[START OF Exercise data]
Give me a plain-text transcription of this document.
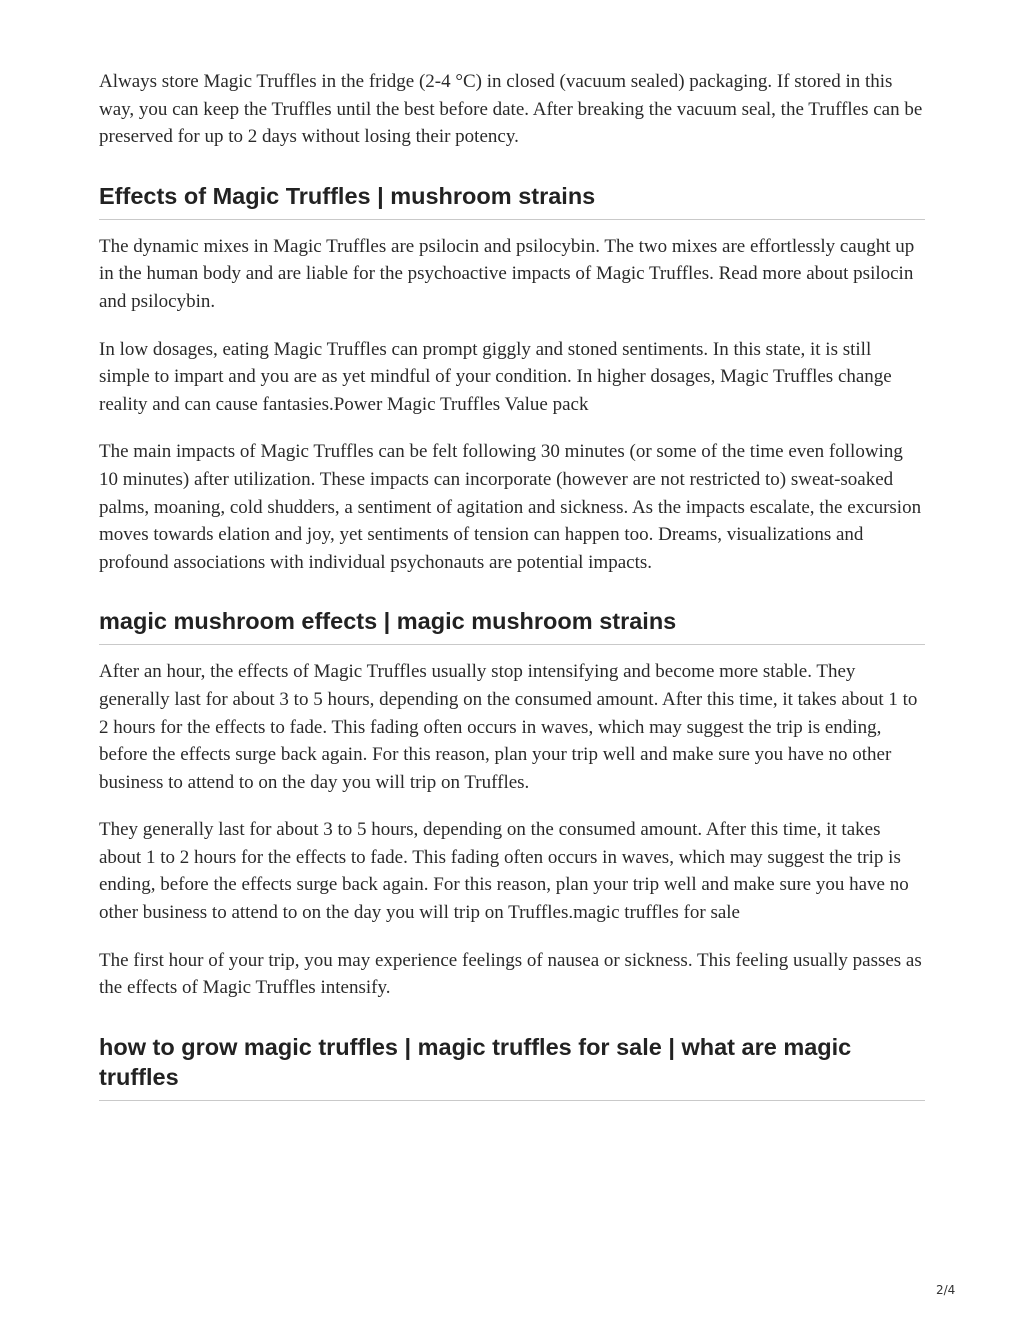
Always store Magic Truffles in the fridge (2-4 °C) in closed (vacuum sealed) packaging. If stored in this way, you can keep the Truffles until the best before date. After breaking the vacuum seal, the Truffles can be preserved for up to 2 days without losing their potency.

Effects of Magic Truffles | mushroom strains

The dynamic mixes in Magic Truffles are psilocin and psilocybin. The two mixes are effortlessly caught up in the human body and are liable for the psychoactive impacts of Magic Truffles. Read more about psilocin and psilocybin.

In low dosages, eating Magic Truffles can prompt giggly and stoned sentiments. In this state, it is still simple to impart and you are as yet mindful of your condition. In higher dosages, Magic Truffles change reality and can cause fantasies.Power Magic Truffles Value pack

The main impacts of Magic Truffles can be felt following 30 minutes (or some of the time even following 10 minutes) after utilization. These impacts can incorporate (however are not restricted to) sweat-soaked palms, moaning, cold shudders, a sentiment of agitation and sickness. As the impacts escalate, the excursion moves towards elation and joy, yet sentiments of tension can happen too. Dreams, visualizations and profound associations with individual psychonauts are potential impacts.

magic mushroom effects | magic mushroom strains

After an hour, the effects of Magic Truffles usually stop intensifying and become more stable. They generally last for about 3 to 5 hours, depending on the consumed amount. After this time, it takes about 1 to 2 hours for the effects to fade. This fading often occurs in waves, which may suggest the trip is ending, before the effects surge back again. For this reason, plan your trip well and make sure you have no other business to attend to on the day you will trip on Truffles.

They generally last for about 3 to 5 hours, depending on the consumed amount. After this time, it takes about 1 to 2 hours for the effects to fade. This fading often occurs in waves, which may suggest the trip is ending, before the effects surge back again. For this reason, plan your trip well and make sure you have no other business to attend to on the day you will trip on Truffles.magic truffles for sale

The first hour of your trip, you may experience feelings of nausea or sickness. This feeling usually passes as the effects of Magic Truffles intensify.

how to grow magic truffles | magic truffles for sale | what are magic truffles
2/4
[END OF Exercise data]
**Do this**
Go through the material above and print all of it exactly, except the pictures.

**Solution for this exercise**
Give me a plain-text transcription of this document.
Always store Magic Truffles in the fridge (2-4 °C) in closed (vacuum sealed) packaging. If stored in this way, you can keep the Truffles until the best before date. After breaking the vacuum seal, the Truffles can be preserved for up to 2 days without losing their potency.

Effects of Magic Truffles | mushroom strains

The dynamic mixes in Magic Truffles are psilocin and psilocybin. The two mixes are effortlessly caught up in the human body and are liable for the psychoactive impacts of Magic Truffles. Read more about psilocin and psilocybin.

In low dosages, eating Magic Truffles can prompt giggly and stoned sentiments. In this state, it is still simple to impart and you are as yet mindful of your condition. In higher dosages, Magic Truffles change reality and can cause fantasies.Power Magic Truffles Value pack

The main impacts of Magic Truffles can be felt following 30 minutes (or some of the time even following 10 minutes) after utilization. These impacts can incorporate (however are not restricted to) sweat-soaked palms, moaning, cold shudders, a sentiment of agitation and sickness. As the impacts escalate, the excursion moves towards elation and joy, yet sentiments of tension can happen too. Dreams, visualizations and profound associations with individual psychonauts are potential impacts.

magic mushroom effects | magic mushroom strains

After an hour, the effects of Magic Truffles usually stop intensifying and become more stable. They generally last for about 3 to 5 hours, depending on the consumed amount. After this time, it takes about 1 to 2 hours for the effects to fade. This fading often occurs in waves, which may suggest the trip is ending, before the effects surge back again. For this reason, plan your trip well and make sure you have no other business to attend to on the day you will trip on Truffles.

They generally last for about 3 to 5 hours, depending on the consumed amount. After this time, it takes about 1 to 2 hours for the effects to fade. This fading often occurs in waves, which may suggest the trip is ending, before the effects surge back again. For this reason, plan your trip well and make sure you have no other business to attend to on the day you will trip on Truffles.magic truffles for sale

The first hour of your trip, you may experience feelings of nausea or sickness. This feeling usually passes as the effects of Magic Truffles intensify.

how to grow magic truffles | magic truffles for sale | what are magic truffles
2/4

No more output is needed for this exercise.